**PROBLEM DETAILS**
Retype, without changes, every line from the line that contains "What data populates" through the final line of the records. Exclude pictures.

Figure data in JSON
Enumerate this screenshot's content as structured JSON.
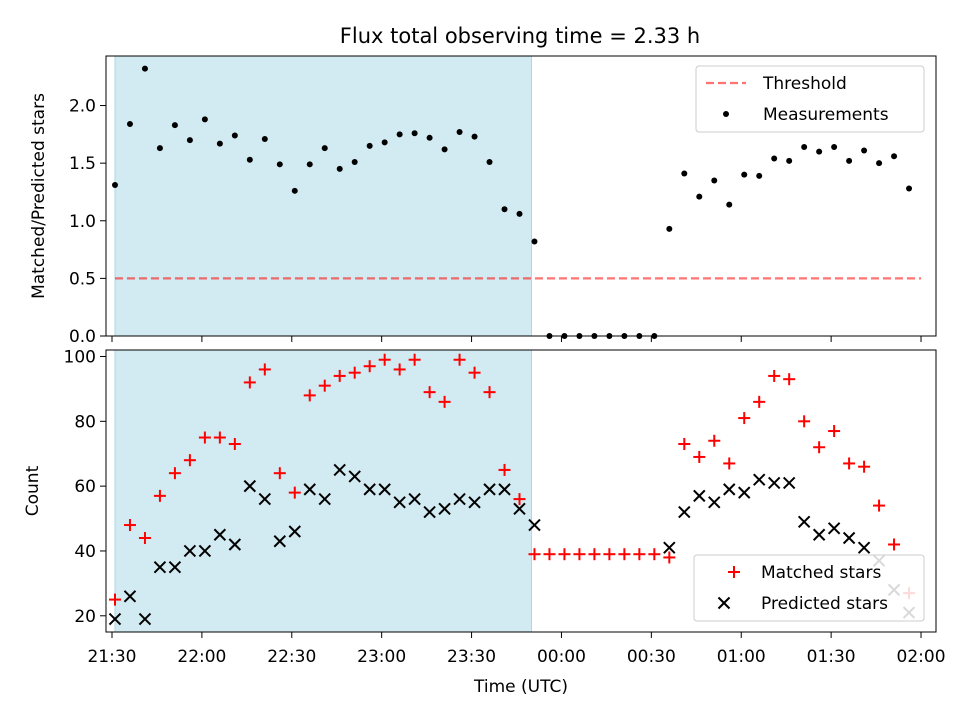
{
  "title": "Flux total observing time = 2.33 h",
  "colors": {
    "shade": "#add8e6",
    "threshold": "#ff0000",
    "measurement": "#000000",
    "matched": "#ff0000",
    "predicted": "#000000"
  },
  "chart_data": [
    {
      "type": "scatter",
      "ylabel": "Matched/Predicted stars",
      "xlim": [
        "21:28",
        "02:05"
      ],
      "ylim": [
        0,
        2.43
      ],
      "yticks": [
        0.0,
        0.5,
        1.0,
        1.5,
        2.0
      ],
      "shaded_interval": [
        "21:31",
        "23:50"
      ],
      "legend": {
        "position": "top-right",
        "entries": [
          "Threshold",
          "Measurements"
        ]
      },
      "threshold": {
        "name": "Threshold",
        "y": 0.5,
        "x": [
          "21:31",
          "02:00"
        ]
      },
      "series": [
        {
          "name": "Measurements",
          "points": [
            [
              "21:31",
              1.31
            ],
            [
              "21:36",
              1.84
            ],
            [
              "21:41",
              2.32
            ],
            [
              "21:46",
              1.63
            ],
            [
              "21:51",
              1.83
            ],
            [
              "21:56",
              1.7
            ],
            [
              "22:01",
              1.88
            ],
            [
              "22:06",
              1.67
            ],
            [
              "22:11",
              1.74
            ],
            [
              "22:16",
              1.53
            ],
            [
              "22:21",
              1.71
            ],
            [
              "22:26",
              1.49
            ],
            [
              "22:31",
              1.26
            ],
            [
              "22:36",
              1.49
            ],
            [
              "22:41",
              1.63
            ],
            [
              "22:46",
              1.45
            ],
            [
              "22:51",
              1.51
            ],
            [
              "22:56",
              1.65
            ],
            [
              "23:01",
              1.68
            ],
            [
              "23:06",
              1.75
            ],
            [
              "23:11",
              1.76
            ],
            [
              "23:16",
              1.72
            ],
            [
              "23:21",
              1.62
            ],
            [
              "23:26",
              1.77
            ],
            [
              "23:31",
              1.73
            ],
            [
              "23:36",
              1.51
            ],
            [
              "23:41",
              1.1
            ],
            [
              "23:46",
              1.06
            ],
            [
              "23:51",
              0.82
            ],
            [
              "23:56",
              0.0
            ],
            [
              "00:01",
              0.0
            ],
            [
              "00:06",
              0.0
            ],
            [
              "00:11",
              0.0
            ],
            [
              "00:16",
              0.0
            ],
            [
              "00:21",
              0.0
            ],
            [
              "00:26",
              0.0
            ],
            [
              "00:31",
              0.0
            ],
            [
              "00:36",
              0.93
            ],
            [
              "00:41",
              1.41
            ],
            [
              "00:46",
              1.21
            ],
            [
              "00:51",
              1.35
            ],
            [
              "00:56",
              1.14
            ],
            [
              "01:01",
              1.4
            ],
            [
              "01:06",
              1.39
            ],
            [
              "01:11",
              1.54
            ],
            [
              "01:16",
              1.52
            ],
            [
              "01:21",
              1.64
            ],
            [
              "01:26",
              1.6
            ],
            [
              "01:31",
              1.64
            ],
            [
              "01:36",
              1.52
            ],
            [
              "01:41",
              1.61
            ],
            [
              "01:46",
              1.5
            ],
            [
              "01:51",
              1.56
            ],
            [
              "01:56",
              1.28
            ]
          ]
        }
      ]
    },
    {
      "type": "scatter",
      "xlabel": "Time (UTC)",
      "ylabel": "Count",
      "xlim": [
        "21:28",
        "02:05"
      ],
      "ylim": [
        15,
        102
      ],
      "yticks": [
        20,
        40,
        60,
        80,
        100
      ],
      "xticks": [
        "21:30",
        "22:00",
        "22:30",
        "23:00",
        "23:30",
        "00:00",
        "00:30",
        "01:00",
        "01:30",
        "02:00"
      ],
      "shaded_interval": [
        "21:31",
        "23:50"
      ],
      "legend": {
        "position": "bottom-right",
        "entries": [
          "Matched stars",
          "Predicted stars"
        ]
      },
      "x": [
        "21:31",
        "21:36",
        "21:41",
        "21:46",
        "21:51",
        "21:56",
        "22:01",
        "22:06",
        "22:11",
        "22:16",
        "22:21",
        "22:26",
        "22:31",
        "22:36",
        "22:41",
        "22:46",
        "22:51",
        "22:56",
        "23:01",
        "23:06",
        "23:11",
        "23:16",
        "23:21",
        "23:26",
        "23:31",
        "23:36",
        "23:41",
        "23:46",
        "23:51",
        "23:56",
        "00:01",
        "00:06",
        "00:11",
        "00:16",
        "00:21",
        "00:26",
        "00:31",
        "00:36",
        "00:41",
        "00:46",
        "00:51",
        "00:56",
        "01:01",
        "01:06",
        "01:11",
        "01:16",
        "01:21",
        "01:26",
        "01:31",
        "01:36",
        "01:41",
        "01:46",
        "01:51",
        "01:56"
      ],
      "series": [
        {
          "name": "Matched stars",
          "marker": "+",
          "values": [
            25,
            48,
            44,
            57,
            64,
            68,
            75,
            75,
            73,
            92,
            96,
            64,
            58,
            88,
            91,
            94,
            95,
            97,
            99,
            96,
            99,
            89,
            86,
            99,
            95,
            89,
            65,
            56,
            39,
            39,
            39,
            39,
            39,
            39,
            39,
            39,
            39,
            38,
            73,
            69,
            74,
            67,
            81,
            86,
            94,
            93,
            80,
            72,
            77,
            67,
            66,
            54,
            42,
            27
          ]
        },
        {
          "name": "Predicted stars",
          "marker": "x",
          "values": [
            19,
            26,
            19,
            35,
            35,
            40,
            40,
            45,
            42,
            60,
            56,
            43,
            46,
            59,
            56,
            65,
            63,
            59,
            59,
            55,
            56,
            52,
            53,
            56,
            55,
            59,
            59,
            53,
            48,
            null,
            null,
            null,
            null,
            null,
            null,
            null,
            null,
            41,
            52,
            57,
            55,
            59,
            58,
            62,
            61,
            61,
            49,
            45,
            47,
            44,
            41,
            37,
            28,
            21
          ]
        }
      ]
    }
  ]
}
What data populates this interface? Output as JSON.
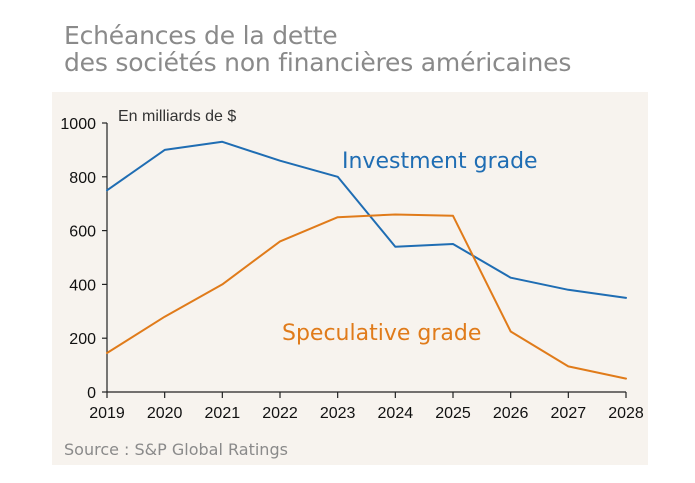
{
  "title": {
    "line1": "Echéances de la dette",
    "line2": "des sociétés non financières américaines"
  },
  "source": "Source : S&P Global Ratings",
  "chart_data": {
    "type": "line",
    "unit_label": "En milliards de $",
    "x": [
      "2019",
      "2020",
      "2021",
      "2022",
      "2023",
      "2024",
      "2025",
      "2026",
      "2027",
      "2028"
    ],
    "yticks": [
      "0",
      "200",
      "400",
      "600",
      "800",
      "1000"
    ],
    "ylim": [
      0,
      1000
    ],
    "grid": false,
    "series": [
      {
        "name": "Investment grade",
        "color": "#1f6db3",
        "values": [
          750,
          900,
          930,
          860,
          800,
          540,
          550,
          425,
          380,
          350
        ]
      },
      {
        "name": "Speculative grade",
        "color": "#e07b1a",
        "values": [
          145,
          280,
          400,
          560,
          650,
          660,
          655,
          225,
          95,
          50
        ]
      }
    ]
  }
}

**EXPECTED OUTPUT**
What data populates this interface? Output as JSON.
{
  "title": {
    "line1": "Echéances de la dette",
    "line2": "des sociétés non financières américaines"
  },
  "source": "Source : S&P Global Ratings",
  "chart_data": {
    "type": "line",
    "unit_label": "En milliards de $",
    "x": [
      "2019",
      "2020",
      "2021",
      "2022",
      "2023",
      "2024",
      "2025",
      "2026",
      "2027",
      "2028"
    ],
    "yticks": [
      "0",
      "200",
      "400",
      "600",
      "800",
      "1000"
    ],
    "ylim": [
      0,
      1000
    ],
    "grid": false,
    "series": [
      {
        "name": "Investment grade",
        "color": "#1f6db3",
        "values": [
          750,
          900,
          930,
          860,
          800,
          540,
          550,
          425,
          380,
          350
        ]
      },
      {
        "name": "Speculative grade",
        "color": "#e07b1a",
        "values": [
          145,
          280,
          400,
          560,
          650,
          660,
          655,
          225,
          95,
          50
        ]
      }
    ]
  }
}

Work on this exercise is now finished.